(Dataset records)
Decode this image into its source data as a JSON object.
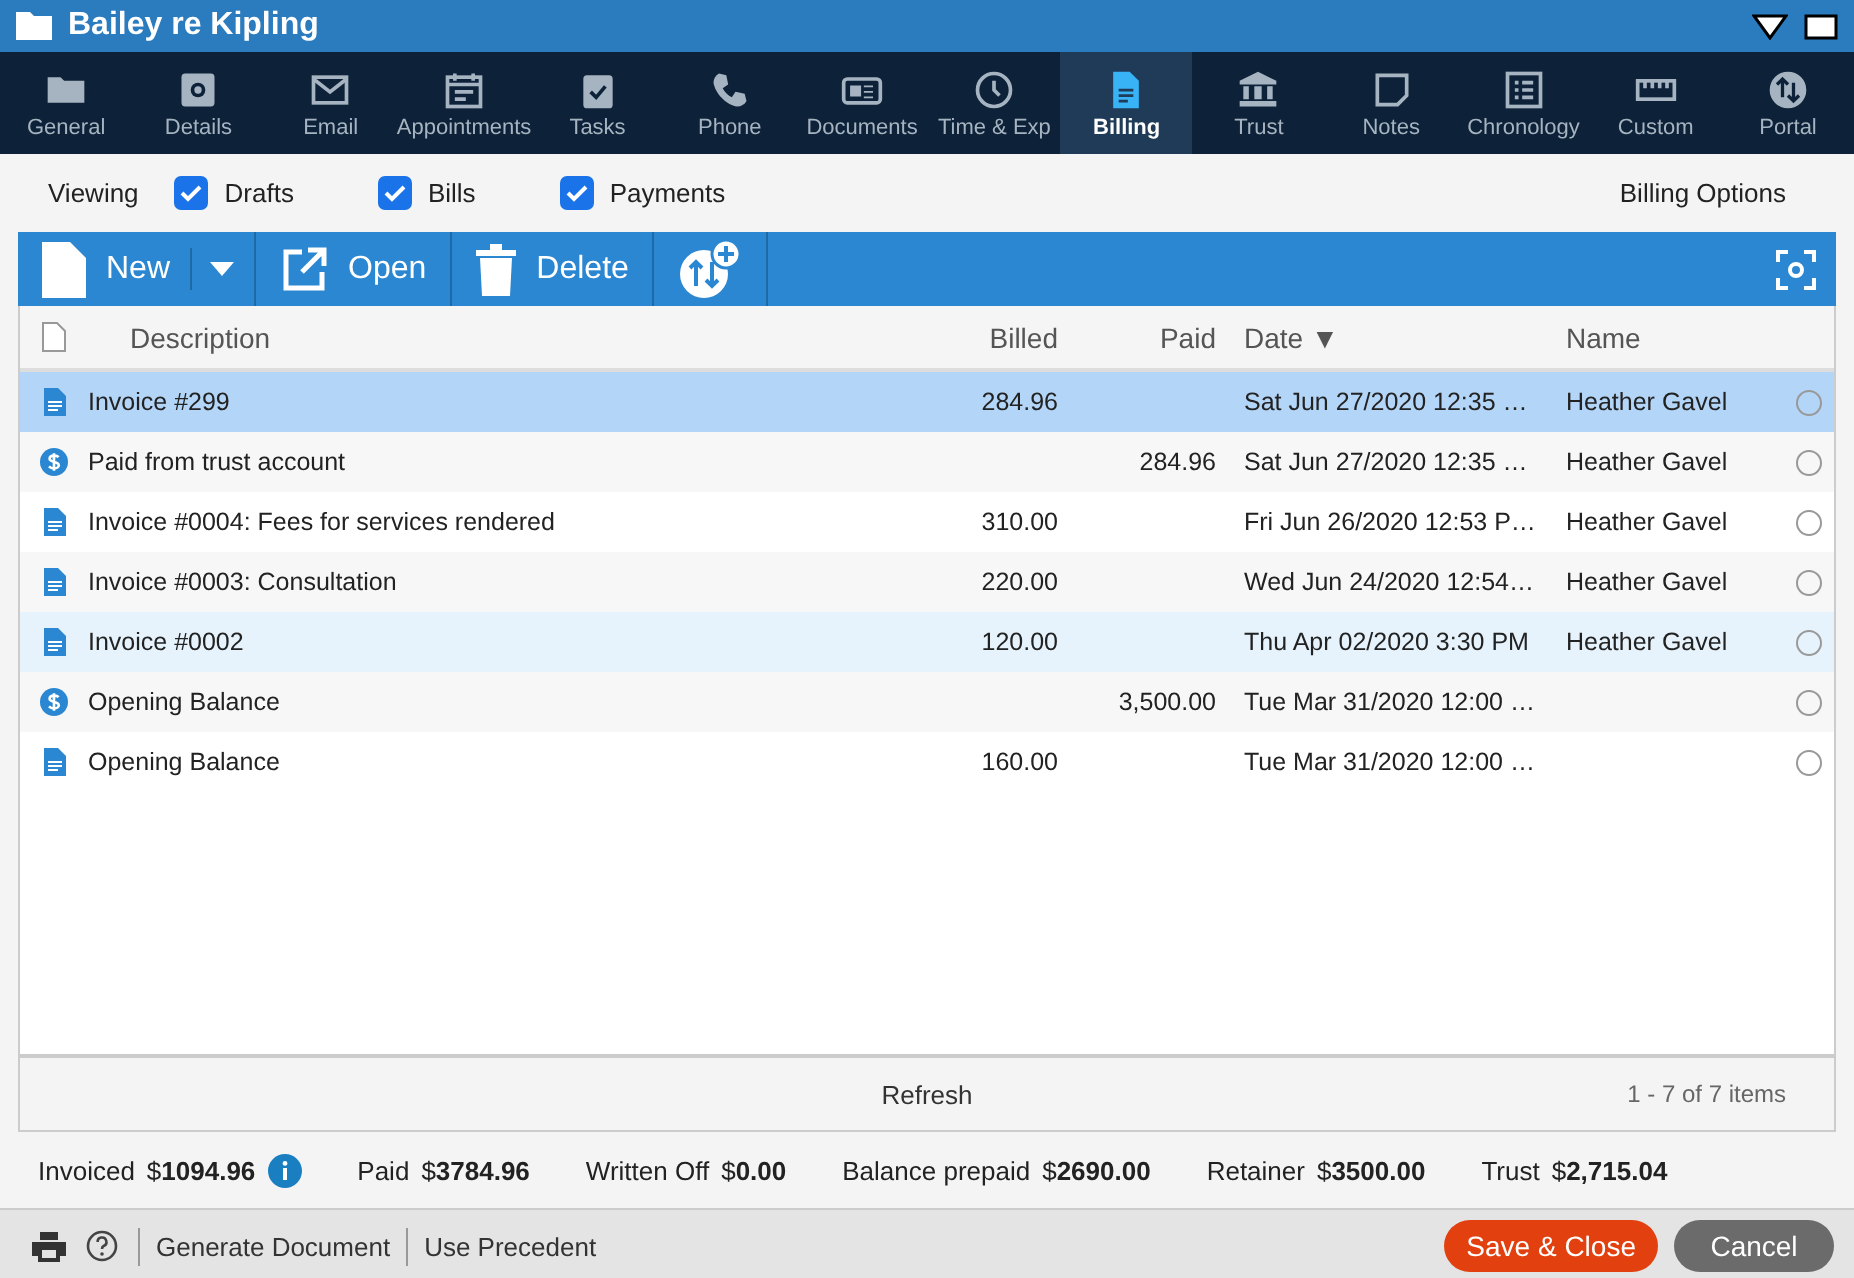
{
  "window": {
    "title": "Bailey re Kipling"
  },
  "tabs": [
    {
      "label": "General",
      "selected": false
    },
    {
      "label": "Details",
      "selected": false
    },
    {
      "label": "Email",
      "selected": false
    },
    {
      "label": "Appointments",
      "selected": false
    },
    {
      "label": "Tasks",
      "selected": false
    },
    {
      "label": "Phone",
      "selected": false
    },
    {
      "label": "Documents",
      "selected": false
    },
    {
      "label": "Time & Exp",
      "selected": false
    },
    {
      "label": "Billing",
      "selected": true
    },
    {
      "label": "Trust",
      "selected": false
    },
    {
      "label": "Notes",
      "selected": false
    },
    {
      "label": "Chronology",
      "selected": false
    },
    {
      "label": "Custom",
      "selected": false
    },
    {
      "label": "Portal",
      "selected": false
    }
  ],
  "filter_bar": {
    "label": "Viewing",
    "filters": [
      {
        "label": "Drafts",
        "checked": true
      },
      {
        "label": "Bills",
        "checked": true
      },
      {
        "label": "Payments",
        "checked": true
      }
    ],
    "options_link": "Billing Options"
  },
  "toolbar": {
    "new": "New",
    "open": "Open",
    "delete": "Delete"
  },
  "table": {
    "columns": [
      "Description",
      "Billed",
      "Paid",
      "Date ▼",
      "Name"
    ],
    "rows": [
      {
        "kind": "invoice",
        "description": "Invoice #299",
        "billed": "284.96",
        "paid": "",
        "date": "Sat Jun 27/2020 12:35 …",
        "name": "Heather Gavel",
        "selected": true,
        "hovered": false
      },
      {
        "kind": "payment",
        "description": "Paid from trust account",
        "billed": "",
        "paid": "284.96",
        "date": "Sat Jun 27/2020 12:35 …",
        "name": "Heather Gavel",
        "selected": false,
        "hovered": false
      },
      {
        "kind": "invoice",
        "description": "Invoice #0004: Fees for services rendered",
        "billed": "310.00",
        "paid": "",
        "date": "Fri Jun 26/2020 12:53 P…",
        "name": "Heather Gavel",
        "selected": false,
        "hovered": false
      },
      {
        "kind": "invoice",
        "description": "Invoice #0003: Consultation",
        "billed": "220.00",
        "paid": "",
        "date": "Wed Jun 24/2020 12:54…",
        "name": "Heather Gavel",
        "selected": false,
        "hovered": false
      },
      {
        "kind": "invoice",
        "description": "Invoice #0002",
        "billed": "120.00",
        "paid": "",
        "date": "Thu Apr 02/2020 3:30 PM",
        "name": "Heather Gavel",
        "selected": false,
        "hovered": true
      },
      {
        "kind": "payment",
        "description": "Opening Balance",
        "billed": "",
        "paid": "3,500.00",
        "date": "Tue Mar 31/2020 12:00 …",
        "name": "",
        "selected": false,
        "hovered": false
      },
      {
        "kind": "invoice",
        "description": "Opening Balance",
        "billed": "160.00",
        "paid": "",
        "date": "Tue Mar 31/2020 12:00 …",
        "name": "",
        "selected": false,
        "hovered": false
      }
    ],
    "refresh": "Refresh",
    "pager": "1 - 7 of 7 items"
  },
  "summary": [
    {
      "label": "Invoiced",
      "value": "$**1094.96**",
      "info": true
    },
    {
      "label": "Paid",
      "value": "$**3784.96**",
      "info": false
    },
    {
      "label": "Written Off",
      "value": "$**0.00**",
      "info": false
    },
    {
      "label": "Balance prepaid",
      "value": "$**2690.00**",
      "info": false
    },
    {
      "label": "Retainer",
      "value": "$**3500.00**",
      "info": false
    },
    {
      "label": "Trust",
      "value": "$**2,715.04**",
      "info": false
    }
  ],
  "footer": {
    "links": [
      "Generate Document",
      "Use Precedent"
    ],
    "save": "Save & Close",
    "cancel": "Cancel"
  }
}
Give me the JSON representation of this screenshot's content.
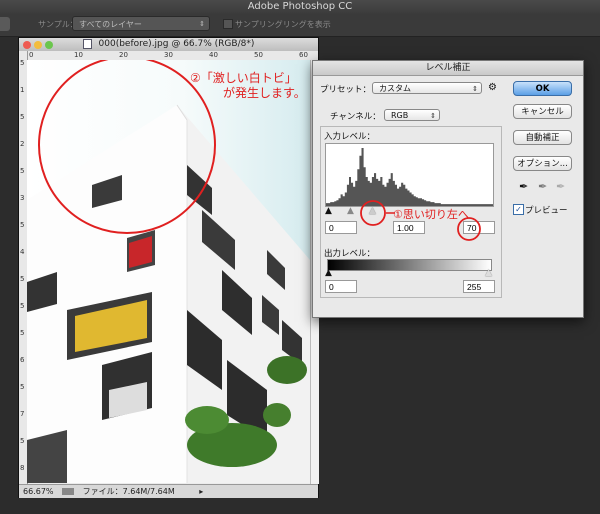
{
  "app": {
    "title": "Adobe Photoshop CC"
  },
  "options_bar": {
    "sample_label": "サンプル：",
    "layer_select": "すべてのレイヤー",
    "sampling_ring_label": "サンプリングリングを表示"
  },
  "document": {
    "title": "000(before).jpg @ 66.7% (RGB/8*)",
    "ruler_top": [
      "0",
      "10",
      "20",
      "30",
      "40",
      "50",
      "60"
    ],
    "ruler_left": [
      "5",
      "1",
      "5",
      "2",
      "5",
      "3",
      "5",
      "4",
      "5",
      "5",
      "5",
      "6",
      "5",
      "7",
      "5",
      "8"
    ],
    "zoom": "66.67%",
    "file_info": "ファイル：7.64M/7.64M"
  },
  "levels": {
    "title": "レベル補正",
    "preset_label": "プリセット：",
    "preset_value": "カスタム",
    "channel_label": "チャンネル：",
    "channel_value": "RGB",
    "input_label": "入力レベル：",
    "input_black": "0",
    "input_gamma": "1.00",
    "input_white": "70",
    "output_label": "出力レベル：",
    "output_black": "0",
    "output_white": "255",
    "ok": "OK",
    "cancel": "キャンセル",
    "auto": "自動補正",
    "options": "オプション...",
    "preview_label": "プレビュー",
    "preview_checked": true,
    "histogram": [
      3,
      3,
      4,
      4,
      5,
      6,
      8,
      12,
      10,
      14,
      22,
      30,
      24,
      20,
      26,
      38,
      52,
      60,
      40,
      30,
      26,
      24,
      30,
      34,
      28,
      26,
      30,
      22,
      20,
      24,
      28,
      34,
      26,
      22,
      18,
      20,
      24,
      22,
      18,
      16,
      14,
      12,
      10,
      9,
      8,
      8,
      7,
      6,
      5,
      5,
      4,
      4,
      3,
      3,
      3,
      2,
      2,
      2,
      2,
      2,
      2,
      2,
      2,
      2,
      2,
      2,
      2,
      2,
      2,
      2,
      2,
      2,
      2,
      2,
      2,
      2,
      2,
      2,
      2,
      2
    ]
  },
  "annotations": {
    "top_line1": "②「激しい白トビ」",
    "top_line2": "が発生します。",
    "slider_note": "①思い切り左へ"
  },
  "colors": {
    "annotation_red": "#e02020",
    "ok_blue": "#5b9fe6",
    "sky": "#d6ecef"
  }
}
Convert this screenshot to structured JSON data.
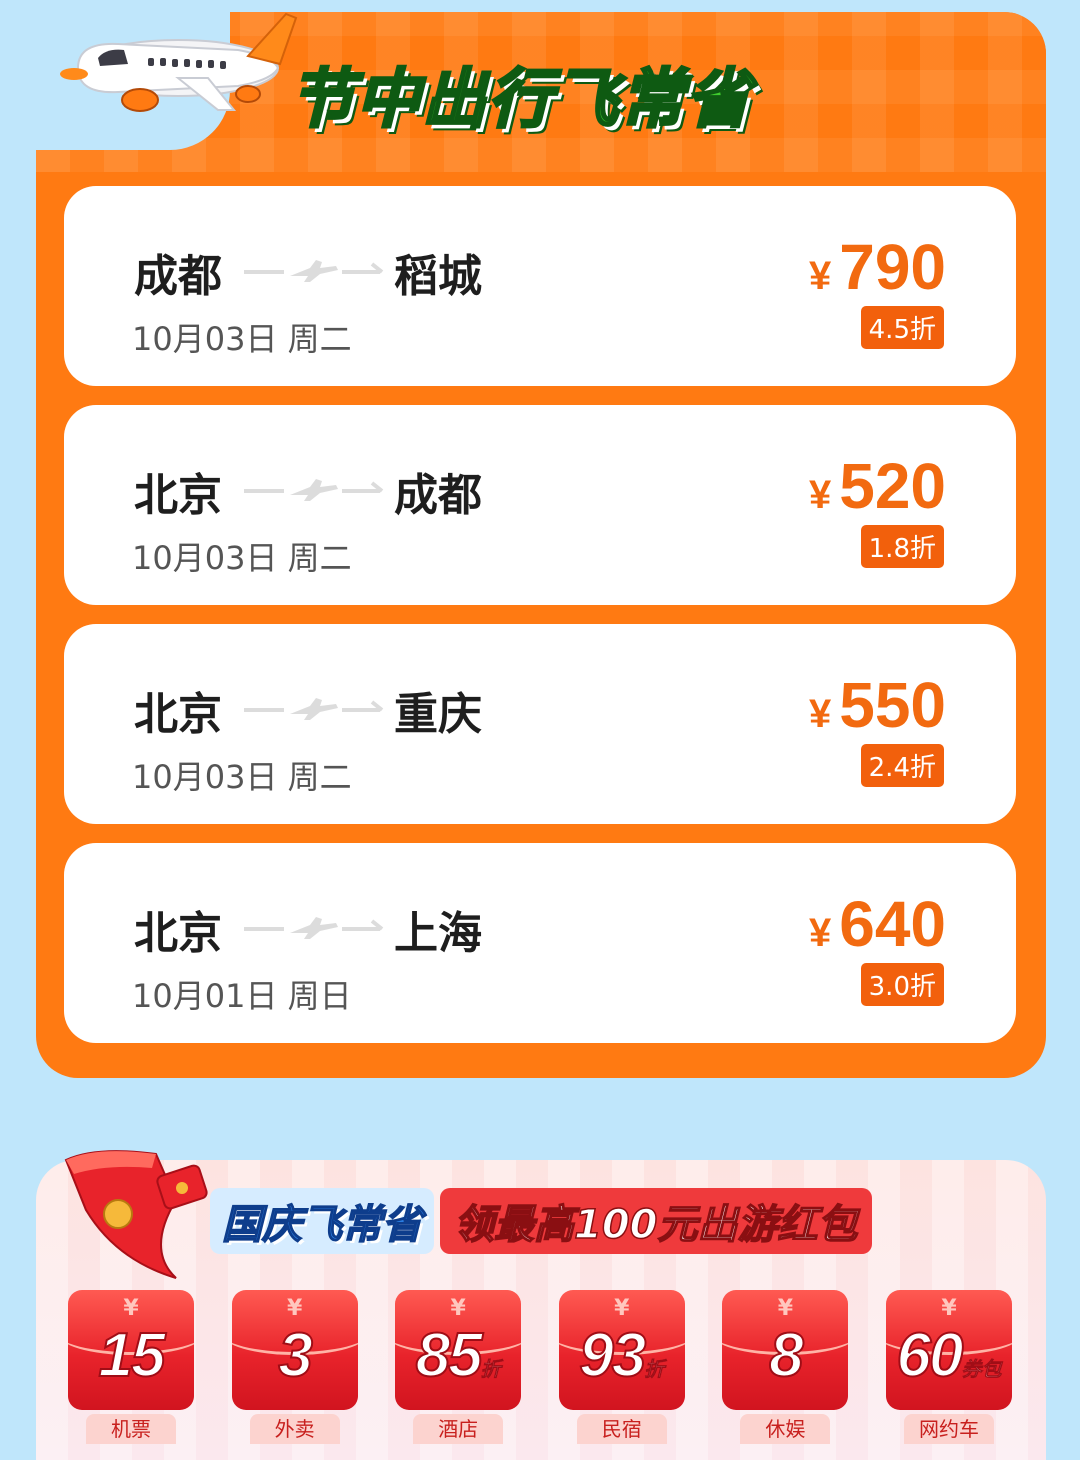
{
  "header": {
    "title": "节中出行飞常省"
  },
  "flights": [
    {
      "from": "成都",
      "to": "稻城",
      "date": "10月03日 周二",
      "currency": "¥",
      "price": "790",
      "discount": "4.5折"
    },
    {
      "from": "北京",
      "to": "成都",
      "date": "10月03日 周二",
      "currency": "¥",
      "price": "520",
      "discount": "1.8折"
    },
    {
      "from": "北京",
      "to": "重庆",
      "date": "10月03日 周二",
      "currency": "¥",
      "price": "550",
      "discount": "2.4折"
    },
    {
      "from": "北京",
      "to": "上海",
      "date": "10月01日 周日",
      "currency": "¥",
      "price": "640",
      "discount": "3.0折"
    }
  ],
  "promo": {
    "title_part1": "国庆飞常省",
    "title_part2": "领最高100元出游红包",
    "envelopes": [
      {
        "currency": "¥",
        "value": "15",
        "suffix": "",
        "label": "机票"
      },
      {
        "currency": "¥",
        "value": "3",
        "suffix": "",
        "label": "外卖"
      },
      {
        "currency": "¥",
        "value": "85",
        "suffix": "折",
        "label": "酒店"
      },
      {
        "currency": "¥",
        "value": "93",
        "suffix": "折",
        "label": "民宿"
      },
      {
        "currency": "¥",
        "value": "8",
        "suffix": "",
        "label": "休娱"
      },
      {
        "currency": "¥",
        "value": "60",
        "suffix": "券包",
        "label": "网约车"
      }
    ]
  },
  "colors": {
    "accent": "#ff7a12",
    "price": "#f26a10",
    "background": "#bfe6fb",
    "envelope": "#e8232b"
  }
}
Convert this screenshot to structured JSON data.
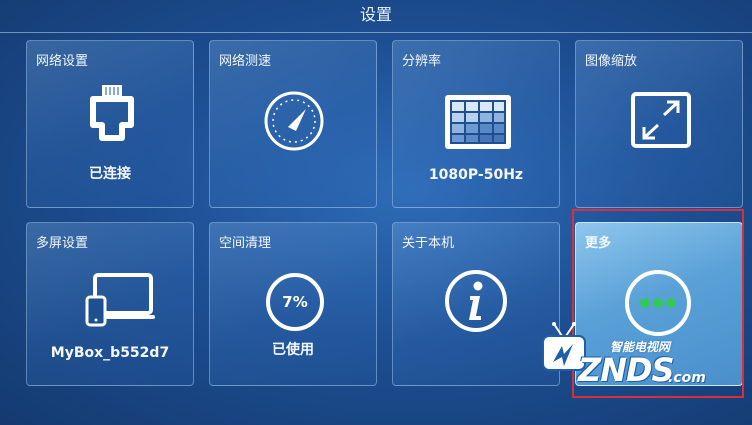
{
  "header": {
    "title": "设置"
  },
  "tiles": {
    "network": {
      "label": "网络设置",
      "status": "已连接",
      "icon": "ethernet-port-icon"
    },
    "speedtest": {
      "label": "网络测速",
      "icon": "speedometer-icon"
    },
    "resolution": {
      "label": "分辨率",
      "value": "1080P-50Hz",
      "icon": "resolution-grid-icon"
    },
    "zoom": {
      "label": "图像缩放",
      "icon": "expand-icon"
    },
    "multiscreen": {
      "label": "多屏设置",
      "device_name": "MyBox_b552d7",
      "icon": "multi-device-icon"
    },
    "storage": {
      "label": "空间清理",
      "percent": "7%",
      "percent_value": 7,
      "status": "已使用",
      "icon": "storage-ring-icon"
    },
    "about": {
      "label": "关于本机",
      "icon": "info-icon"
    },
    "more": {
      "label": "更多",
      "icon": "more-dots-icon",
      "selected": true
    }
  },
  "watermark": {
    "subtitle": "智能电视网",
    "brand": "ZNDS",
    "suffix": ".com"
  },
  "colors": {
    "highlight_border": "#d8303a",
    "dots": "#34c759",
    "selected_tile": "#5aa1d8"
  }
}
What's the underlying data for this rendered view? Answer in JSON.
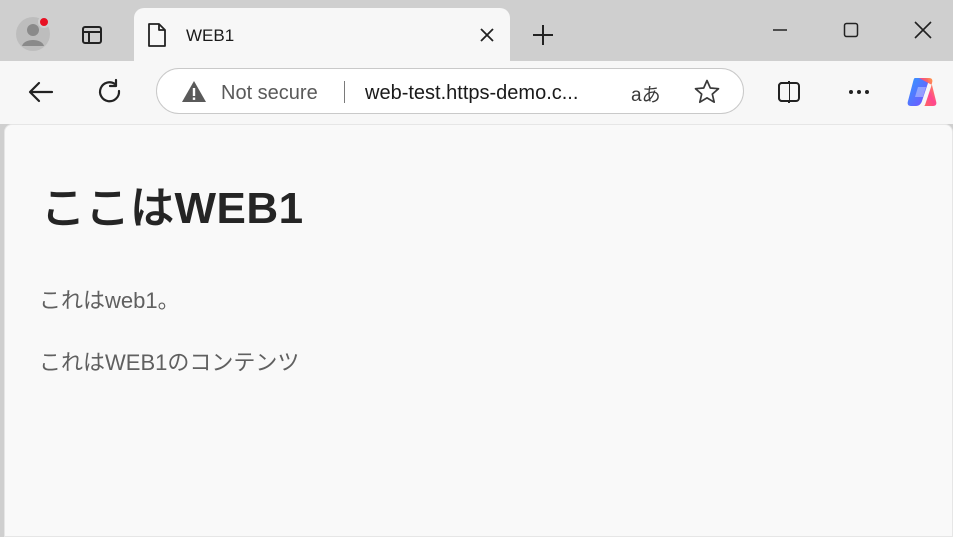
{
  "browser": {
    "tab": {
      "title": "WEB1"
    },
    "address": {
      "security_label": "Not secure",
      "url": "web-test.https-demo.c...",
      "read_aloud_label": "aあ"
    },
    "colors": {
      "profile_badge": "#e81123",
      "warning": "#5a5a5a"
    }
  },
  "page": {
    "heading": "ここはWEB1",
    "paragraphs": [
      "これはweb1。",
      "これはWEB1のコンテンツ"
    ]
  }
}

* [INSTRUCTIONS TO FOLLOW]
Begin with the line that contains "What's the underlying" and copy every line through the end of the listing, exactly as written, both ends included. Pictures are not part of the copy.

* [SOLUTION]
What's the underlying data for this rendered view? Answer in JSON.
{
  "browser": {
    "tab": {
      "title": "WEB1"
    },
    "address": {
      "security_label": "Not secure",
      "url": "web-test.https-demo.c...",
      "read_aloud_label": "aあ"
    },
    "colors": {
      "profile_badge": "#e81123",
      "warning": "#5a5a5a"
    }
  },
  "page": {
    "heading": "ここはWEB1",
    "paragraphs": [
      "これはweb1。",
      "これはWEB1のコンテンツ"
    ]
  }
}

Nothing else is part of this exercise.